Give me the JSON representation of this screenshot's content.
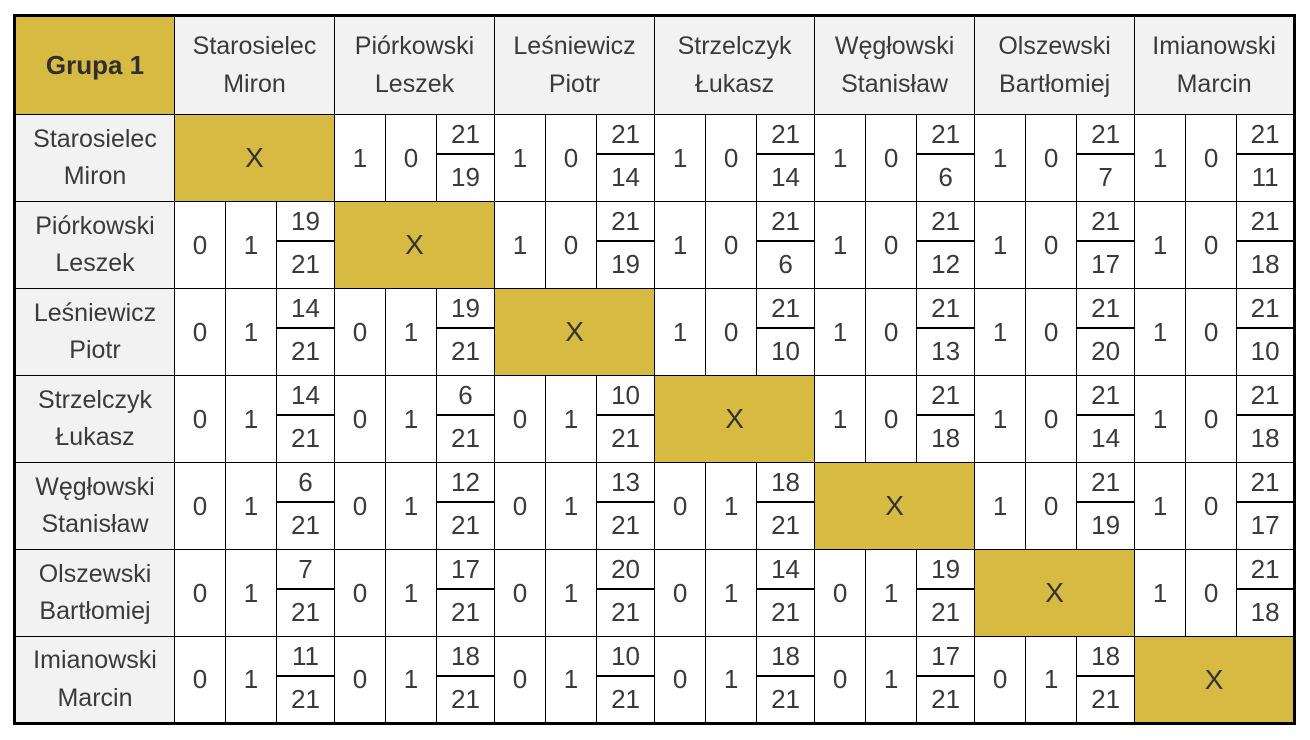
{
  "page": {
    "background": "#ffffff"
  },
  "table": {
    "title": "Grupa 1",
    "diagonal_marker": "X",
    "colors": {
      "accent_gold": "#d6ba42",
      "header_bg": "#f2f2f2",
      "cell_bg": "#ffffff",
      "border": "#000000",
      "text": "#3a3a3a"
    },
    "players": [
      "Starosielec Miron",
      "Piórkowski Leszek",
      "Leśniewicz Piotr",
      "Strzelczyk Łukasz",
      "Węgłowski Stanisław",
      "Olszewski Bartłomiej",
      "Imianowski Marcin"
    ],
    "rows": [
      {
        "player": "Starosielec Miron",
        "cells": [
          "X",
          {
            "w": "1",
            "l": "0",
            "top": "21",
            "bottom": "19"
          },
          {
            "w": "1",
            "l": "0",
            "top": "21",
            "bottom": "14"
          },
          {
            "w": "1",
            "l": "0",
            "top": "21",
            "bottom": "14"
          },
          {
            "w": "1",
            "l": "0",
            "top": "21",
            "bottom": "6"
          },
          {
            "w": "1",
            "l": "0",
            "top": "21",
            "bottom": "7"
          },
          {
            "w": "1",
            "l": "0",
            "top": "21",
            "bottom": "11"
          }
        ]
      },
      {
        "player": "Piórkowski Leszek",
        "cells": [
          {
            "w": "0",
            "l": "1",
            "top": "19",
            "bottom": "21"
          },
          "X",
          {
            "w": "1",
            "l": "0",
            "top": "21",
            "bottom": "19"
          },
          {
            "w": "1",
            "l": "0",
            "top": "21",
            "bottom": "6"
          },
          {
            "w": "1",
            "l": "0",
            "top": "21",
            "bottom": "12"
          },
          {
            "w": "1",
            "l": "0",
            "top": "21",
            "bottom": "17"
          },
          {
            "w": "1",
            "l": "0",
            "top": "21",
            "bottom": "18"
          }
        ]
      },
      {
        "player": "Leśniewicz Piotr",
        "cells": [
          {
            "w": "0",
            "l": "1",
            "top": "14",
            "bottom": "21"
          },
          {
            "w": "0",
            "l": "1",
            "top": "19",
            "bottom": "21"
          },
          "X",
          {
            "w": "1",
            "l": "0",
            "top": "21",
            "bottom": "10"
          },
          {
            "w": "1",
            "l": "0",
            "top": "21",
            "bottom": "13"
          },
          {
            "w": "1",
            "l": "0",
            "top": "21",
            "bottom": "20"
          },
          {
            "w": "1",
            "l": "0",
            "top": "21",
            "bottom": "10"
          }
        ]
      },
      {
        "player": "Strzelczyk Łukasz",
        "cells": [
          {
            "w": "0",
            "l": "1",
            "top": "14",
            "bottom": "21"
          },
          {
            "w": "0",
            "l": "1",
            "top": "6",
            "bottom": "21"
          },
          {
            "w": "0",
            "l": "1",
            "top": "10",
            "bottom": "21"
          },
          "X",
          {
            "w": "1",
            "l": "0",
            "top": "21",
            "bottom": "18"
          },
          {
            "w": "1",
            "l": "0",
            "top": "21",
            "bottom": "14"
          },
          {
            "w": "1",
            "l": "0",
            "top": "21",
            "bottom": "18"
          }
        ]
      },
      {
        "player": "Węgłowski Stanisław",
        "cells": [
          {
            "w": "0",
            "l": "1",
            "top": "6",
            "bottom": "21"
          },
          {
            "w": "0",
            "l": "1",
            "top": "12",
            "bottom": "21"
          },
          {
            "w": "0",
            "l": "1",
            "top": "13",
            "bottom": "21"
          },
          {
            "w": "0",
            "l": "1",
            "top": "18",
            "bottom": "21"
          },
          "X",
          {
            "w": "1",
            "l": "0",
            "top": "21",
            "bottom": "19"
          },
          {
            "w": "1",
            "l": "0",
            "top": "21",
            "bottom": "17"
          }
        ]
      },
      {
        "player": "Olszewski Bartłomiej",
        "cells": [
          {
            "w": "0",
            "l": "1",
            "top": "7",
            "bottom": "21"
          },
          {
            "w": "0",
            "l": "1",
            "top": "17",
            "bottom": "21"
          },
          {
            "w": "0",
            "l": "1",
            "top": "20",
            "bottom": "21"
          },
          {
            "w": "0",
            "l": "1",
            "top": "14",
            "bottom": "21"
          },
          {
            "w": "0",
            "l": "1",
            "top": "19",
            "bottom": "21"
          },
          "X",
          {
            "w": "1",
            "l": "0",
            "top": "21",
            "bottom": "18"
          }
        ]
      },
      {
        "player": "Imianowski Marcin",
        "cells": [
          {
            "w": "0",
            "l": "1",
            "top": "11",
            "bottom": "21"
          },
          {
            "w": "0",
            "l": "1",
            "top": "18",
            "bottom": "21"
          },
          {
            "w": "0",
            "l": "1",
            "top": "10",
            "bottom": "21"
          },
          {
            "w": "0",
            "l": "1",
            "top": "18",
            "bottom": "21"
          },
          {
            "w": "0",
            "l": "1",
            "top": "17",
            "bottom": "21"
          },
          {
            "w": "0",
            "l": "1",
            "top": "18",
            "bottom": "21"
          },
          "X"
        ]
      }
    ]
  }
}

* INSTRUCTIONS FOR THE TASK: Pick out the lines above that hold the string "Marcin" and show them.

* EXERCISE OUTPUT:
      "Imianowski Marcin"
        "player": "Imianowski Marcin",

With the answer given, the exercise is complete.